__TASK TO CARRY OUT__. Reproduce verbatim the lines of the entries, starting at the line containing "piece-white-pawn-a2: ♙ [152, 276, 182, 307]" and ending at the line containing "product-photo-chess-set: Product photo", with both of those lines included.

# start of DATA ROWS

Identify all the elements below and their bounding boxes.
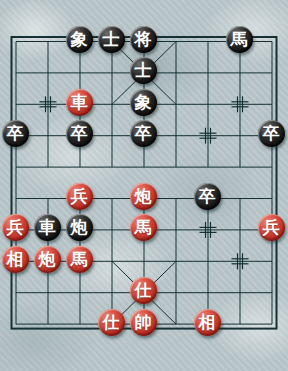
black-pawn[interactable]: 卒 [130, 120, 157, 147]
black-pawn[interactable]: 卒 [2, 120, 29, 147]
piece-glyph: 炮 [71, 219, 88, 236]
piece-glyph: 相 [199, 314, 216, 331]
piece-glyph: 相 [7, 251, 24, 268]
piece-glyph: 炮 [39, 251, 56, 268]
black-elephant[interactable]: 象 [66, 26, 93, 53]
xiangqi-board-screen: 象士将馬士車象卒卒卒卒兵炮卒兵車炮馬兵相炮馬仕仕帥相 [0, 0, 288, 371]
piece-glyph: 車 [39, 219, 56, 236]
red-chariot[interactable]: 車 [66, 89, 93, 116]
piece-glyph: 卒 [71, 125, 88, 142]
piece-glyph: 帥 [135, 314, 152, 331]
red-general[interactable]: 帥 [130, 309, 157, 336]
red-cannon[interactable]: 炮 [34, 246, 61, 273]
black-elephant[interactable]: 象 [130, 89, 157, 116]
piece-glyph: 仕 [103, 314, 120, 331]
piece-glyph: 卒 [199, 188, 216, 205]
piece-glyph: 炮 [135, 188, 152, 205]
black-pawn[interactable]: 卒 [258, 120, 285, 147]
piece-glyph: 象 [135, 94, 152, 111]
piece-glyph: 卒 [135, 125, 152, 142]
black-chariot[interactable]: 車 [34, 214, 61, 241]
piece-glyph: 馬 [231, 31, 248, 48]
pieces-layer: 象士将馬士車象卒卒卒卒兵炮卒兵車炮馬兵相炮馬仕仕帥相 [0, 0, 288, 371]
piece-glyph: 馬 [135, 219, 152, 236]
piece-glyph: 士 [135, 62, 152, 79]
black-horse[interactable]: 馬 [226, 26, 253, 53]
black-pawn[interactable]: 卒 [194, 183, 221, 210]
piece-glyph: 兵 [263, 219, 280, 236]
red-cannon[interactable]: 炮 [130, 183, 157, 210]
piece-glyph: 車 [71, 94, 88, 111]
red-advisor[interactable]: 仕 [98, 309, 125, 336]
piece-glyph: 兵 [71, 188, 88, 205]
piece-glyph: 象 [71, 31, 88, 48]
red-pawn[interactable]: 兵 [2, 214, 29, 241]
piece-glyph: 将 [135, 31, 152, 48]
piece-glyph: 卒 [7, 125, 24, 142]
red-horse[interactable]: 馬 [130, 214, 157, 241]
red-elephant[interactable]: 相 [2, 246, 29, 273]
black-advisor[interactable]: 士 [98, 26, 125, 53]
piece-glyph: 兵 [7, 219, 24, 236]
piece-glyph: 卒 [263, 125, 280, 142]
black-general[interactable]: 将 [130, 26, 157, 53]
black-cannon[interactable]: 炮 [66, 214, 93, 241]
red-advisor[interactable]: 仕 [130, 277, 157, 304]
piece-glyph: 仕 [135, 282, 152, 299]
red-pawn[interactable]: 兵 [66, 183, 93, 210]
red-horse[interactable]: 馬 [66, 246, 93, 273]
black-pawn[interactable]: 卒 [66, 120, 93, 147]
piece-glyph: 士 [103, 31, 120, 48]
red-pawn[interactable]: 兵 [258, 214, 285, 241]
piece-glyph: 馬 [71, 251, 88, 268]
black-advisor[interactable]: 士 [130, 57, 157, 84]
red-elephant[interactable]: 相 [194, 309, 221, 336]
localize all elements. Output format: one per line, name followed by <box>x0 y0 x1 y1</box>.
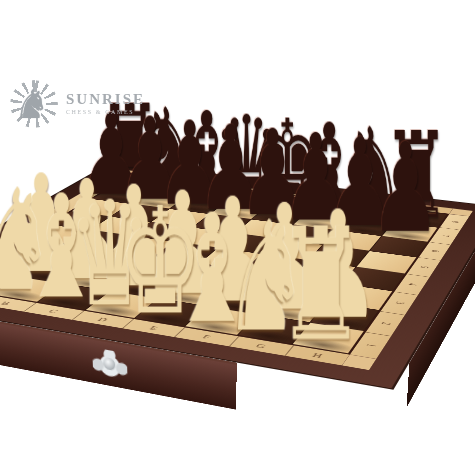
metal-clasp <box>92 347 127 382</box>
white-rook-h1[interactable]: ♜ <box>266 224 376 348</box>
brand-text: SUNRISE CHESS & GAMES <box>66 91 145 115</box>
knight-head-icon: ♞ <box>14 82 50 126</box>
brand-name: SUNRISE <box>66 91 145 108</box>
brand-watermark: ♞ SUNRISE CHESS & GAMES <box>10 82 160 126</box>
square-h1[interactable]: ♜ <box>293 323 364 353</box>
brand-tagline: CHESS & GAMES <box>66 109 145 115</box>
chessboard: ♜♞♝♛♚♝♞♜♟♟♟♟♟♟♟♟♟♟♟♟♟♟♟♟♜♞♝♛♚♝♞♜ 8765432… <box>0 162 475 390</box>
photo-scene: ♜♞♝♛♚♝♞♜♟♟♟♟♟♟♟♟♟♟♟♟♟♟♟♟♜♞♝♛♚♝♞♜ 8765432… <box>0 0 475 475</box>
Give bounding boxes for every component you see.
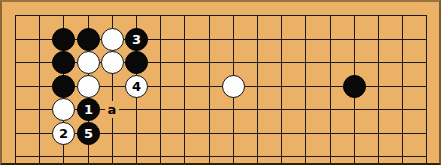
- stone-black: [77, 28, 100, 51]
- stone-black: [52, 28, 75, 51]
- stone-white: [52, 98, 75, 121]
- grid-line: [257, 15, 258, 163]
- grid-line: [281, 15, 282, 163]
- grid-line: [39, 15, 40, 163]
- grid-line: [305, 15, 306, 163]
- stone-white-move-4: 4: [125, 75, 148, 98]
- stone-black: [52, 51, 75, 74]
- grid-line: [402, 15, 403, 163]
- grid-line: [330, 15, 331, 163]
- stone-black-move-3: 3: [125, 28, 148, 51]
- grid-line: [184, 15, 185, 163]
- grid-line: [426, 15, 427, 163]
- grid-line: [378, 15, 379, 163]
- go-board-diagram: 34125a: [0, 0, 441, 165]
- grid-line: [15, 15, 427, 16]
- grid-line: [209, 15, 210, 163]
- grid-line: [15, 15, 16, 163]
- stone-black: [125, 51, 148, 74]
- stone-black-move-5: 5: [77, 122, 100, 145]
- stone-white: [101, 28, 124, 51]
- stone-white: [101, 51, 124, 74]
- stone-white: [77, 75, 100, 98]
- stone-white-move-2: 2: [52, 122, 75, 145]
- stone-white: [222, 75, 245, 98]
- stone-white: [77, 51, 100, 74]
- stone-black-move-1: 1: [77, 98, 100, 121]
- grid-line: [15, 156, 427, 157]
- point-label-a: a: [105, 101, 119, 118]
- stone-black: [52, 75, 75, 98]
- stone-black: [343, 75, 366, 98]
- grid-line: [160, 15, 161, 163]
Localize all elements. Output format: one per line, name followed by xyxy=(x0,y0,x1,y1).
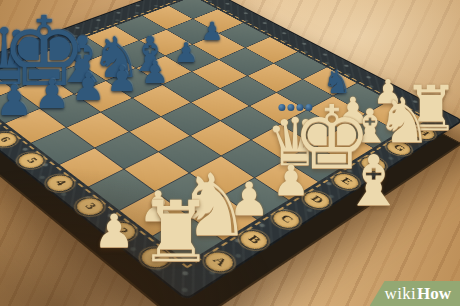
watermark-how-text: How xyxy=(417,284,451,304)
watermark-wiki-text: wiki xyxy=(385,284,416,304)
chessboard-photo: ABCDEFGH 12345678 ♛♚♝♞♝♟♟♟♟♟♟♟♞♛♚♟♟♝♞♜♝♟… xyxy=(0,0,460,306)
chess-board: ABCDEFGH 12345678 xyxy=(0,0,460,301)
wikihow-watermark: wiki How xyxy=(370,281,460,306)
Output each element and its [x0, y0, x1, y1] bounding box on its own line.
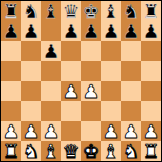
square-c7[interactable] — [41, 21, 61, 41]
square-a6[interactable] — [1, 41, 21, 61]
piece-black-pawn: ♟ — [122, 21, 139, 41]
square-h3[interactable] — [141, 101, 161, 121]
square-h6[interactable] — [141, 41, 161, 61]
square-e5[interactable] — [81, 61, 101, 81]
square-g1[interactable]: ♞ — [121, 141, 141, 161]
square-g4[interactable] — [121, 81, 141, 101]
square-b3[interactable] — [21, 101, 41, 121]
square-c5[interactable] — [41, 61, 61, 81]
chess-board-frame: ♜♞♝♛♚♝♞♜♟♟♟♟♟♟♟♟♟♟♟♟♟♟♟♟♜♞♝♛♚♝♞♜ — [0, 0, 162, 162]
square-d8[interactable]: ♛ — [61, 1, 81, 21]
chess-board: ♜♞♝♛♚♝♞♜♟♟♟♟♟♟♟♟♟♟♟♟♟♟♟♟♜♞♝♛♚♝♞♜ — [1, 1, 161, 161]
square-g6[interactable] — [121, 41, 141, 61]
square-e8[interactable]: ♚ — [81, 1, 101, 21]
square-d5[interactable] — [61, 61, 81, 81]
piece-white-king: ♚ — [82, 141, 99, 161]
piece-black-bishop: ♝ — [42, 1, 59, 21]
square-c6[interactable]: ♟ — [41, 41, 61, 61]
square-f3[interactable] — [101, 101, 121, 121]
piece-white-pawn: ♟ — [82, 81, 99, 101]
piece-black-pawn: ♟ — [82, 21, 99, 41]
square-c3[interactable] — [41, 101, 61, 121]
piece-black-bishop: ♝ — [102, 1, 119, 21]
square-b7[interactable]: ♟ — [21, 21, 41, 41]
square-b8[interactable]: ♞ — [21, 1, 41, 21]
square-g5[interactable] — [121, 61, 141, 81]
piece-white-rook: ♜ — [2, 141, 19, 161]
piece-black-king: ♚ — [82, 1, 99, 21]
square-g2[interactable]: ♟ — [121, 121, 141, 141]
square-d3[interactable] — [61, 101, 81, 121]
square-e7[interactable]: ♟ — [81, 21, 101, 41]
square-g3[interactable] — [121, 101, 141, 121]
square-h7[interactable]: ♟ — [141, 21, 161, 41]
square-f4[interactable] — [101, 81, 121, 101]
square-h2[interactable]: ♟ — [141, 121, 161, 141]
piece-white-pawn: ♟ — [102, 121, 119, 141]
piece-white-rook: ♜ — [142, 141, 159, 161]
square-b4[interactable] — [21, 81, 41, 101]
square-a7[interactable]: ♟ — [1, 21, 21, 41]
square-f2[interactable]: ♟ — [101, 121, 121, 141]
piece-white-pawn: ♟ — [142, 121, 159, 141]
square-g8[interactable]: ♞ — [121, 1, 141, 21]
square-c2[interactable]: ♟ — [41, 121, 61, 141]
square-h5[interactable] — [141, 61, 161, 81]
square-a1[interactable]: ♜ — [1, 141, 21, 161]
square-a8[interactable]: ♜ — [1, 1, 21, 21]
piece-white-knight: ♞ — [22, 141, 39, 161]
square-h8[interactable]: ♜ — [141, 1, 161, 21]
square-f8[interactable]: ♝ — [101, 1, 121, 21]
square-d7[interactable]: ♟ — [61, 21, 81, 41]
piece-black-knight: ♞ — [122, 1, 139, 21]
square-f1[interactable]: ♝ — [101, 141, 121, 161]
square-h4[interactable] — [141, 81, 161, 101]
square-e4[interactable]: ♟ — [81, 81, 101, 101]
square-f7[interactable]: ♟ — [101, 21, 121, 41]
piece-white-bishop: ♝ — [42, 141, 59, 161]
square-c1[interactable]: ♝ — [41, 141, 61, 161]
square-c4[interactable] — [41, 81, 61, 101]
piece-black-rook: ♜ — [142, 1, 159, 21]
piece-black-knight: ♞ — [22, 1, 39, 21]
piece-white-pawn: ♟ — [42, 121, 59, 141]
square-c8[interactable]: ♝ — [41, 1, 61, 21]
square-b6[interactable] — [21, 41, 41, 61]
square-h1[interactable]: ♜ — [141, 141, 161, 161]
square-a4[interactable] — [1, 81, 21, 101]
square-e3[interactable] — [81, 101, 101, 121]
piece-black-pawn: ♟ — [62, 21, 79, 41]
square-e1[interactable]: ♚ — [81, 141, 101, 161]
piece-white-pawn: ♟ — [122, 121, 139, 141]
piece-white-queen: ♛ — [62, 141, 79, 161]
piece-black-pawn: ♟ — [22, 21, 39, 41]
square-e2[interactable] — [81, 121, 101, 141]
square-g7[interactable]: ♟ — [121, 21, 141, 41]
square-a2[interactable]: ♟ — [1, 121, 21, 141]
piece-black-rook: ♜ — [2, 1, 19, 21]
square-f5[interactable] — [101, 61, 121, 81]
square-b2[interactable]: ♟ — [21, 121, 41, 141]
square-b1[interactable]: ♞ — [21, 141, 41, 161]
piece-black-pawn: ♟ — [2, 21, 19, 41]
piece-white-pawn: ♟ — [22, 121, 39, 141]
piece-white-bishop: ♝ — [102, 141, 119, 161]
piece-black-pawn: ♟ — [102, 21, 119, 41]
piece-white-pawn: ♟ — [2, 121, 19, 141]
square-a5[interactable] — [1, 61, 21, 81]
piece-black-pawn: ♟ — [142, 21, 159, 41]
square-d4[interactable]: ♟ — [61, 81, 81, 101]
piece-black-queen: ♛ — [62, 1, 79, 21]
piece-white-pawn: ♟ — [62, 81, 79, 101]
square-b5[interactable] — [21, 61, 41, 81]
square-d2[interactable] — [61, 121, 81, 141]
square-e6[interactable] — [81, 41, 101, 61]
square-d6[interactable] — [61, 41, 81, 61]
square-f6[interactable] — [101, 41, 121, 61]
square-a3[interactable] — [1, 101, 21, 121]
piece-black-pawn: ♟ — [42, 41, 59, 61]
square-d1[interactable]: ♛ — [61, 141, 81, 161]
piece-white-knight: ♞ — [122, 141, 139, 161]
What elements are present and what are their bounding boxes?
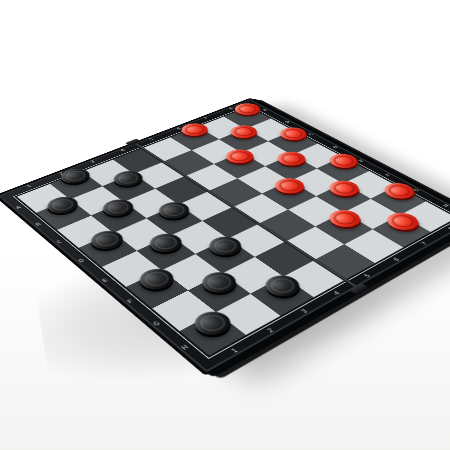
label-bottom-8: 8 [445, 226, 450, 233]
label-right-B: B [282, 120, 292, 125]
label-top-1: 1 [23, 183, 35, 189]
checker-black-F1[interactable] [134, 265, 180, 293]
label-bottom-1: 1 [228, 346, 243, 356]
label-right-F: F [383, 172, 394, 178]
label-left-A: A [12, 204, 24, 210]
label-top-5: 5 [146, 137, 157, 142]
label-right-D: D [330, 145, 341, 150]
label-left-C: C [53, 238, 66, 245]
label-left-G: G [150, 319, 165, 328]
checker-red-E8[interactable] [324, 151, 363, 170]
checker-red-G8[interactable] [379, 180, 420, 201]
label-left-E: E [98, 277, 112, 285]
label-left-H: H [178, 343, 193, 353]
label-bottom-3: 3 [298, 307, 312, 316]
label-bottom-5: 5 [361, 272, 374, 280]
label-top-3: 3 [87, 159, 98, 165]
checker-red-F7[interactable] [324, 178, 365, 199]
label-bottom-6: 6 [391, 256, 404, 264]
label-top-7: 7 [201, 116, 211, 121]
label-right-H: H [440, 203, 450, 209]
checker-red-A8[interactable] [230, 101, 265, 117]
label-left-B: B [32, 221, 45, 228]
label-bottom-4: 4 [330, 289, 344, 297]
label-left-D: D [75, 257, 88, 265]
checker-red-H7[interactable] [381, 210, 424, 234]
label-right-A: A [260, 108, 270, 113]
label-bottom-7: 7 [419, 240, 432, 247]
checker-red-C8[interactable] [275, 125, 312, 143]
label-bottom-2: 2 [264, 326, 279, 335]
label-top-4: 4 [117, 148, 128, 153]
label-left-F: F [123, 297, 137, 306]
scene: 11AA22BB33CC44DD55EE66FF77GG88HH [0, 0, 450, 450]
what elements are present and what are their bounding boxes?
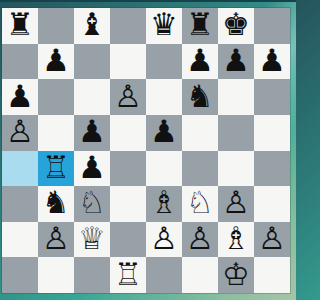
piece-black-pawn: ♟ [42,45,70,76]
square-g2[interactable]: ♗ [218,222,254,258]
square-d3[interactable] [110,186,146,222]
square-f7[interactable]: ♟ [182,44,218,80]
square-f8[interactable]: ♜ [182,8,218,44]
piece-black-king: ♚ [222,9,250,40]
square-e3[interactable]: ♗ [146,186,182,222]
square-g4[interactable] [218,151,254,187]
square-a2[interactable] [2,222,38,258]
piece-white-king: ♔ [222,259,250,290]
piece-black-pawn: ♟ [78,116,106,147]
square-c2[interactable]: ♕ [74,222,110,258]
square-a8[interactable]: ♜ [2,8,38,44]
piece-white-pawn: ♙ [222,187,250,218]
square-h6[interactable] [254,79,290,115]
square-a3[interactable] [2,186,38,222]
piece-white-bishop: ♗ [222,223,250,254]
square-d6[interactable]: ♙ [110,79,146,115]
piece-black-pawn: ♟ [222,45,250,76]
square-c7[interactable] [74,44,110,80]
square-h4[interactable] [254,151,290,187]
piece-black-pawn: ♟ [150,116,178,147]
piece-black-pawn: ♟ [186,45,214,76]
square-c6[interactable] [74,79,110,115]
square-g6[interactable] [218,79,254,115]
square-f3[interactable]: ♘ [182,186,218,222]
square-b8[interactable] [38,8,74,44]
piece-black-pawn: ♟ [258,45,286,76]
piece-white-bishop: ♗ [150,187,178,218]
piece-black-pawn: ♟ [78,152,106,183]
square-f5[interactable] [182,115,218,151]
square-g5[interactable] [218,115,254,151]
square-c3[interactable]: ♘ [74,186,110,222]
piece-black-queen: ♛ [150,9,178,40]
square-f4[interactable] [182,151,218,187]
square-a1[interactable] [2,257,38,293]
square-h7[interactable]: ♟ [254,44,290,80]
square-c1[interactable] [74,257,110,293]
square-b1[interactable] [38,257,74,293]
piece-white-pawn: ♙ [6,116,34,147]
square-b5[interactable] [38,115,74,151]
square-d5[interactable] [110,115,146,151]
piece-white-pawn: ♙ [114,81,142,112]
square-e4[interactable] [146,151,182,187]
square-g7[interactable]: ♟ [218,44,254,80]
square-d1[interactable]: ♖ [110,257,146,293]
wallpaper-top-edge [0,0,296,2]
piece-white-knight: ♘ [186,187,214,218]
square-g8[interactable]: ♚ [218,8,254,44]
piece-black-rook: ♜ [186,9,214,40]
square-d4[interactable] [110,151,146,187]
square-e1[interactable] [146,257,182,293]
square-g3[interactable]: ♙ [218,186,254,222]
square-e2[interactable]: ♙ [146,222,182,258]
piece-white-pawn: ♙ [42,223,70,254]
square-a6[interactable]: ♟ [2,79,38,115]
piece-black-pawn: ♟ [6,81,34,112]
square-h1[interactable] [254,257,290,293]
piece-white-pawn: ♙ [150,223,178,254]
piece-white-rook: ♖ [42,152,70,183]
square-d7[interactable] [110,44,146,80]
square-b4[interactable]: ♖ [38,151,74,187]
square-h3[interactable] [254,186,290,222]
piece-white-pawn: ♙ [186,223,214,254]
square-e6[interactable] [146,79,182,115]
piece-black-rook: ♜ [6,9,34,40]
square-b7[interactable]: ♟ [38,44,74,80]
square-g1[interactable]: ♔ [218,257,254,293]
square-d8[interactable] [110,8,146,44]
piece-white-queen: ♕ [78,223,106,254]
square-c5[interactable]: ♟ [74,115,110,151]
square-e8[interactable]: ♛ [146,8,182,44]
square-f6[interactable]: ♞ [182,79,218,115]
square-c8[interactable]: ♝ [74,8,110,44]
square-a7[interactable] [2,44,38,80]
square-a4[interactable] [2,151,38,187]
square-c4[interactable]: ♟ [74,151,110,187]
square-f2[interactable]: ♙ [182,222,218,258]
piece-white-knight: ♘ [78,187,106,218]
square-b6[interactable] [38,79,74,115]
chess-board: ♜♝♛♜♚♟♟♟♟♟♙♞♙♟♟♖♟♞♘♗♘♙♙♕♙♙♗♙♖♔ [2,8,290,293]
piece-black-knight: ♞ [186,81,214,112]
square-b2[interactable]: ♙ [38,222,74,258]
square-d2[interactable] [110,222,146,258]
square-h8[interactable] [254,8,290,44]
square-h5[interactable] [254,115,290,151]
square-e7[interactable] [146,44,182,80]
square-f1[interactable] [182,257,218,293]
piece-white-rook: ♖ [114,259,142,290]
piece-black-knight: ♞ [42,187,70,218]
square-e5[interactable]: ♟ [146,115,182,151]
square-a5[interactable]: ♙ [2,115,38,151]
square-b3[interactable]: ♞ [38,186,74,222]
piece-black-bishop: ♝ [78,9,106,40]
square-h2[interactable]: ♙ [254,222,290,258]
piece-white-pawn: ♙ [258,223,286,254]
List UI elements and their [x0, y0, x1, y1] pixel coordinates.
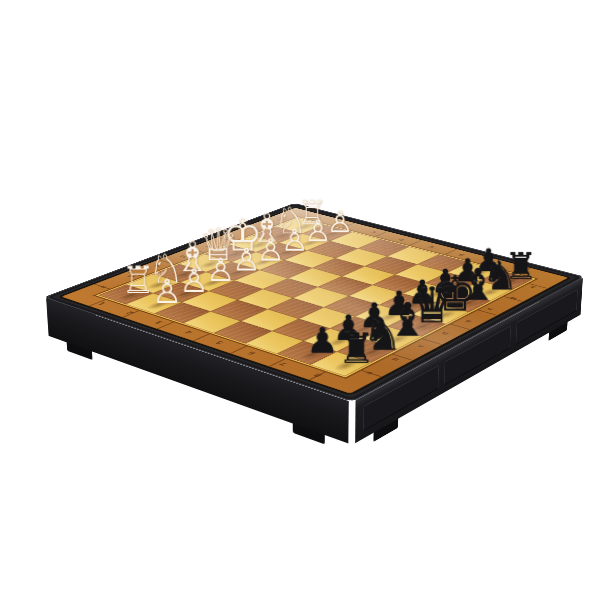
piece-white-pawn-a2: ♙ [152, 276, 182, 307]
piece-white-pawn-c2: ♙ [206, 255, 235, 285]
piece-black-rook-a8: ♜ [338, 329, 376, 369]
piece-white-pawn-d2: ♙ [232, 245, 260, 275]
piece-white-pawn-b2: ♙ [180, 265, 209, 296]
piece-white-pawn-f2: ♙ [281, 226, 308, 255]
square-g4 [336, 249, 388, 267]
case-top-rim: abcdefgh abcdefgh 12345678 12345678 ♖♘♗♕… [43, 203, 585, 402]
piece-black-pawn-a7: ♟ [306, 324, 338, 358]
case-foot [66, 342, 92, 360]
case-foot [292, 423, 324, 444]
piece-white-pawn-e2: ♙ [257, 235, 285, 264]
piece-white-rook-a1: ♖ [122, 263, 156, 299]
product-photo-chess-set: Product photo of a folding magnetic ches… [0, 0, 600, 600]
file-label-a: a [80, 279, 126, 296]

# end of DATA ROWS

__EXERCISE OUTPUT__.
piece-white-pawn-a2: ♙ [152, 276, 182, 307]
piece-white-pawn-c2: ♙ [206, 255, 235, 285]
piece-black-rook-a8: ♜ [338, 329, 376, 369]
piece-white-pawn-d2: ♙ [232, 245, 260, 275]
piece-white-pawn-b2: ♙ [180, 265, 209, 296]
piece-white-pawn-f2: ♙ [281, 226, 308, 255]
square-g4 [336, 249, 388, 267]
case-top-rim: abcdefgh abcdefgh 12345678 12345678 ♖♘♗♕… [43, 203, 585, 402]
piece-black-pawn-a7: ♟ [306, 324, 338, 358]
case-foot [66, 342, 92, 360]
case-foot [292, 423, 324, 444]
piece-white-pawn-e2: ♙ [257, 235, 285, 264]
piece-white-rook-a1: ♖ [122, 263, 156, 299]
product-photo-chess-set: Product photo of a folding magnetic ches… [0, 0, 600, 600]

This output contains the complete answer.